• [WORK TO COMPLETE] Restate each of the lines given below, word for word.

(Extracted records)
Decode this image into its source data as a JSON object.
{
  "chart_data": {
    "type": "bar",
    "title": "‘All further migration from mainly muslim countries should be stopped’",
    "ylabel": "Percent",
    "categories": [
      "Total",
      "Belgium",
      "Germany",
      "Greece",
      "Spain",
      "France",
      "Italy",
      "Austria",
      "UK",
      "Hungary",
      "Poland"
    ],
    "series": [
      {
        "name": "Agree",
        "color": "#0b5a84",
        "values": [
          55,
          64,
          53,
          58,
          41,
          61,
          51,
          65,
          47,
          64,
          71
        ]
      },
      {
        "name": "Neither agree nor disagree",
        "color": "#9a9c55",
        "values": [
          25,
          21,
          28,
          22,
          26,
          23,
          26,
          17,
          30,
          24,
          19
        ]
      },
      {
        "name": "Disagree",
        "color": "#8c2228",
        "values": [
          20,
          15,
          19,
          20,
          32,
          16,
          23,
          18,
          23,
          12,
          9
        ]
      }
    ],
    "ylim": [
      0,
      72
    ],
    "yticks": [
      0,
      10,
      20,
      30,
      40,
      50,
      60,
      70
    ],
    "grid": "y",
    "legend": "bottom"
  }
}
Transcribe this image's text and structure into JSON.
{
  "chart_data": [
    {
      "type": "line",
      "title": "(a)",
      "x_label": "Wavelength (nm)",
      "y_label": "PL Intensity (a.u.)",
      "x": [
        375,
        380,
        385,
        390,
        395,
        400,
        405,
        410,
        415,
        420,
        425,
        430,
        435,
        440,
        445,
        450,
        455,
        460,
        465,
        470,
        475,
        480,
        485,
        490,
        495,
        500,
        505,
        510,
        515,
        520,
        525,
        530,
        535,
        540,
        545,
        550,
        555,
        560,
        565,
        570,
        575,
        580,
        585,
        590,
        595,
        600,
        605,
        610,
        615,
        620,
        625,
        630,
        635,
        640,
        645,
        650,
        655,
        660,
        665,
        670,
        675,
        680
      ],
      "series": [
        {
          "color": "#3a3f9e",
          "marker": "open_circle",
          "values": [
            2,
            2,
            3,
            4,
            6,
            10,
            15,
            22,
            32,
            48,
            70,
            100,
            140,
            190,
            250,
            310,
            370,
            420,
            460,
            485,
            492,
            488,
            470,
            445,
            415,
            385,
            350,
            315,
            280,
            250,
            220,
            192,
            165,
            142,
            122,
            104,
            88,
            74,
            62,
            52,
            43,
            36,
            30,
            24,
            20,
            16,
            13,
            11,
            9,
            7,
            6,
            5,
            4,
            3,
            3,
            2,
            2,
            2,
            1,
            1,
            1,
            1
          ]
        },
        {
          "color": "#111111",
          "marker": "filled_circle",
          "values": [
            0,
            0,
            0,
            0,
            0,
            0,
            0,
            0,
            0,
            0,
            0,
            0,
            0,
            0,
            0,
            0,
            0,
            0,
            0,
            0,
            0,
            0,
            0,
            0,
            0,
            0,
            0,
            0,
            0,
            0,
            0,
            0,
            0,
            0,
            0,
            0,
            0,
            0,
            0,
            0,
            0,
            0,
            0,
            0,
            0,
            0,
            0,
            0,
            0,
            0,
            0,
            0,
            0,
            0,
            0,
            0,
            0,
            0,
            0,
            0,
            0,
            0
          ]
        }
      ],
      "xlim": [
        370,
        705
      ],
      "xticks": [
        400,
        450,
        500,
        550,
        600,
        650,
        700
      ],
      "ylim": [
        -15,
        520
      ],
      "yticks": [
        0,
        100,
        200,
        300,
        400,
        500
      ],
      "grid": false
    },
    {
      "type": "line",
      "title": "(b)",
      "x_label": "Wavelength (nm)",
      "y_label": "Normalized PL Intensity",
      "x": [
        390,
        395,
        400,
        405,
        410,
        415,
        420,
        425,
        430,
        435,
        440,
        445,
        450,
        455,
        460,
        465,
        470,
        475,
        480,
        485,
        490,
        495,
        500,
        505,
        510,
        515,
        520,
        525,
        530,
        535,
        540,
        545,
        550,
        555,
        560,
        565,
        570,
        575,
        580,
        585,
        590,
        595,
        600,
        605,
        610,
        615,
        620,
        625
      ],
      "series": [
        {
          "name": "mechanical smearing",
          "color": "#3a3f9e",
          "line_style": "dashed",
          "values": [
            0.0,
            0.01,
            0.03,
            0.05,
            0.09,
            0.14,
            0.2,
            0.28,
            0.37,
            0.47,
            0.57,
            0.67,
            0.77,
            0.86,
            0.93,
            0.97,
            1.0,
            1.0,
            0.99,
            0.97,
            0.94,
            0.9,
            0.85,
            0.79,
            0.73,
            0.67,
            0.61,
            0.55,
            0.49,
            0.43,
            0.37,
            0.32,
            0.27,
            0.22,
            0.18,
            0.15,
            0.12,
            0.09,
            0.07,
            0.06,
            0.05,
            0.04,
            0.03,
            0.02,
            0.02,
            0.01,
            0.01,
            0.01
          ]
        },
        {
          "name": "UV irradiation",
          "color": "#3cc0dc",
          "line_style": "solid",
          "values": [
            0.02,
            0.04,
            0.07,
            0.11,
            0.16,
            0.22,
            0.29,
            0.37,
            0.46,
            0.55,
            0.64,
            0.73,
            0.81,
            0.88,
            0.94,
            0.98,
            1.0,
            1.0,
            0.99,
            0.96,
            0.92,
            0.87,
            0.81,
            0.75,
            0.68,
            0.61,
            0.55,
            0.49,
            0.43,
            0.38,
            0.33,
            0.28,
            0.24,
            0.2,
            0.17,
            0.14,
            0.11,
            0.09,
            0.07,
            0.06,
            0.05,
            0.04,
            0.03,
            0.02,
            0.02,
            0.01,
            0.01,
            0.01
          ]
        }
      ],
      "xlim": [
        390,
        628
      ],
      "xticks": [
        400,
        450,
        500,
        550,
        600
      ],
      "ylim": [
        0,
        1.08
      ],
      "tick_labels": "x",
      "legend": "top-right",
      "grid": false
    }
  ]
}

• [ANSWER TO THE TASK]
Decode this image into its source data as a JSON object.
{
  "chart_data": {
    "type": "bar",
    "title": "‘All further migration from mainly muslim countries should be stopped’",
    "ylabel": "Percent",
    "categories": [
      "Total",
      "Belgium",
      "Germany",
      "Greece",
      "Spain",
      "France",
      "Italy",
      "Austria",
      "UK",
      "Hungary",
      "Poland"
    ],
    "series": [
      {
        "name": "Agree",
        "color": "#0b5a84",
        "values": [
          55,
          64,
          53,
          58,
          41,
          61,
          51,
          65,
          47,
          64,
          71
        ]
      },
      {
        "name": "Neither agree nor disagree",
        "color": "#9a9c55",
        "values": [
          25,
          21,
          28,
          22,
          26,
          23,
          26,
          17,
          30,
          24,
          19
        ]
      },
      {
        "name": "Disagree",
        "color": "#8c2228",
        "values": [
          20,
          15,
          19,
          20,
          32,
          16,
          23,
          18,
          23,
          12,
          9
        ]
      }
    ],
    "ylim": [
      0,
      72
    ],
    "yticks": [
      0,
      10,
      20,
      30,
      40,
      50,
      60,
      70
    ],
    "grid": "y",
    "legend": "bottom"
  }
}
Transcribe this image's text and structure into JSON.
{
  "chart_data": [
    {
      "type": "line",
      "title": "(a)",
      "x_label": "Wavelength (nm)",
      "y_label": "PL Intensity (a.u.)",
      "x": [
        375,
        380,
        385,
        390,
        395,
        400,
        405,
        410,
        415,
        420,
        425,
        430,
        435,
        440,
        445,
        450,
        455,
        460,
        465,
        470,
        475,
        480,
        485,
        490,
        495,
        500,
        505,
        510,
        515,
        520,
        525,
        530,
        535,
        540,
        545,
        550,
        555,
        560,
        565,
        570,
        575,
        580,
        585,
        590,
        595,
        600,
        605,
        610,
        615,
        620,
        625,
        630,
        635,
        640,
        645,
        650,
        655,
        660,
        665,
        670,
        675,
        680
      ],
      "series": [
        {
          "color": "#3a3f9e",
          "marker": "open_circle",
          "values": [
            2,
            2,
            3,
            4,
            6,
            10,
            15,
            22,
            32,
            48,
            70,
            100,
            140,
            190,
            250,
            310,
            370,
            420,
            460,
            485,
            492,
            488,
            470,
            445,
            415,
            385,
            350,
            315,
            280,
            250,
            220,
            192,
            165,
            142,
            122,
            104,
            88,
            74,
            62,
            52,
            43,
            36,
            30,
            24,
            20,
            16,
            13,
            11,
            9,
            7,
            6,
            5,
            4,
            3,
            3,
            2,
            2,
            2,
            1,
            1,
            1,
            1
          ]
        },
        {
          "color": "#111111",
          "marker": "filled_circle",
          "values": [
            0,
            0,
            0,
            0,
            0,
            0,
            0,
            0,
            0,
            0,
            0,
            0,
            0,
            0,
            0,
            0,
            0,
            0,
            0,
            0,
            0,
            0,
            0,
            0,
            0,
            0,
            0,
            0,
            0,
            0,
            0,
            0,
            0,
            0,
            0,
            0,
            0,
            0,
            0,
            0,
            0,
            0,
            0,
            0,
            0,
            0,
            0,
            0,
            0,
            0,
            0,
            0,
            0,
            0,
            0,
            0,
            0,
            0,
            0,
            0,
            0,
            0
          ]
        }
      ],
      "xlim": [
        370,
        705
      ],
      "xticks": [
        400,
        450,
        500,
        550,
        600,
        650,
        700
      ],
      "ylim": [
        -15,
        520
      ],
      "yticks": [
        0,
        100,
        200,
        300,
        400,
        500
      ],
      "grid": false
    },
    {
      "type": "line",
      "title": "(b)",
      "x_label": "Wavelength (nm)",
      "y_label": "Normalized PL Intensity",
      "x": [
        390,
        395,
        400,
        405,
        410,
        415,
        420,
        425,
        430,
        435,
        440,
        445,
        450,
        455,
        460,
        465,
        470,
        475,
        480,
        485,
        490,
        495,
        500,
        505,
        510,
        515,
        520,
        525,
        530,
        535,
        540,
        545,
        550,
        555,
        560,
        565,
        570,
        575,
        580,
        585,
        590,
        595,
        600,
        605,
        610,
        615,
        620,
        625
      ],
      "series": [
        {
          "name": "mechanical smearing",
          "color": "#3a3f9e",
          "line_style": "dashed",
          "values": [
            0.0,
            0.01,
            0.03,
            0.05,
            0.09,
            0.14,
            0.2,
            0.28,
            0.37,
            0.47,
            0.57,
            0.67,
            0.77,
            0.86,
            0.93,
            0.97,
            1.0,
            1.0,
            0.99,
            0.97,
            0.94,
            0.9,
            0.85,
            0.79,
            0.73,
            0.67,
            0.61,
            0.55,
            0.49,
            0.43,
            0.37,
            0.32,
            0.27,
            0.22,
            0.18,
            0.15,
            0.12,
            0.09,
            0.07,
            0.06,
            0.05,
            0.04,
            0.03,
            0.02,
            0.02,
            0.01,
            0.01,
            0.01
          ]
        },
        {
          "name": "UV irradiation",
          "color": "#3cc0dc",
          "line_style": "solid",
          "values": [
            0.02,
            0.04,
            0.07,
            0.11,
            0.16,
            0.22,
            0.29,
            0.37,
            0.46,
            0.55,
            0.64,
            0.73,
            0.81,
            0.88,
            0.94,
            0.98,
            1.0,
            1.0,
            0.99,
            0.96,
            0.92,
            0.87,
            0.81,
            0.75,
            0.68,
            0.61,
            0.55,
            0.49,
            0.43,
            0.38,
            0.33,
            0.28,
            0.24,
            0.2,
            0.17,
            0.14,
            0.11,
            0.09,
            0.07,
            0.06,
            0.05,
            0.04,
            0.03,
            0.02,
            0.02,
            0.01,
            0.01,
            0.01
          ]
        }
      ],
      "xlim": [
        390,
        628
      ],
      "xticks": [
        400,
        450,
        500,
        550,
        600
      ],
      "ylim": [
        0,
        1.08
      ],
      "tick_labels": "x",
      "legend": "top-right",
      "grid": false
    }
  ]
}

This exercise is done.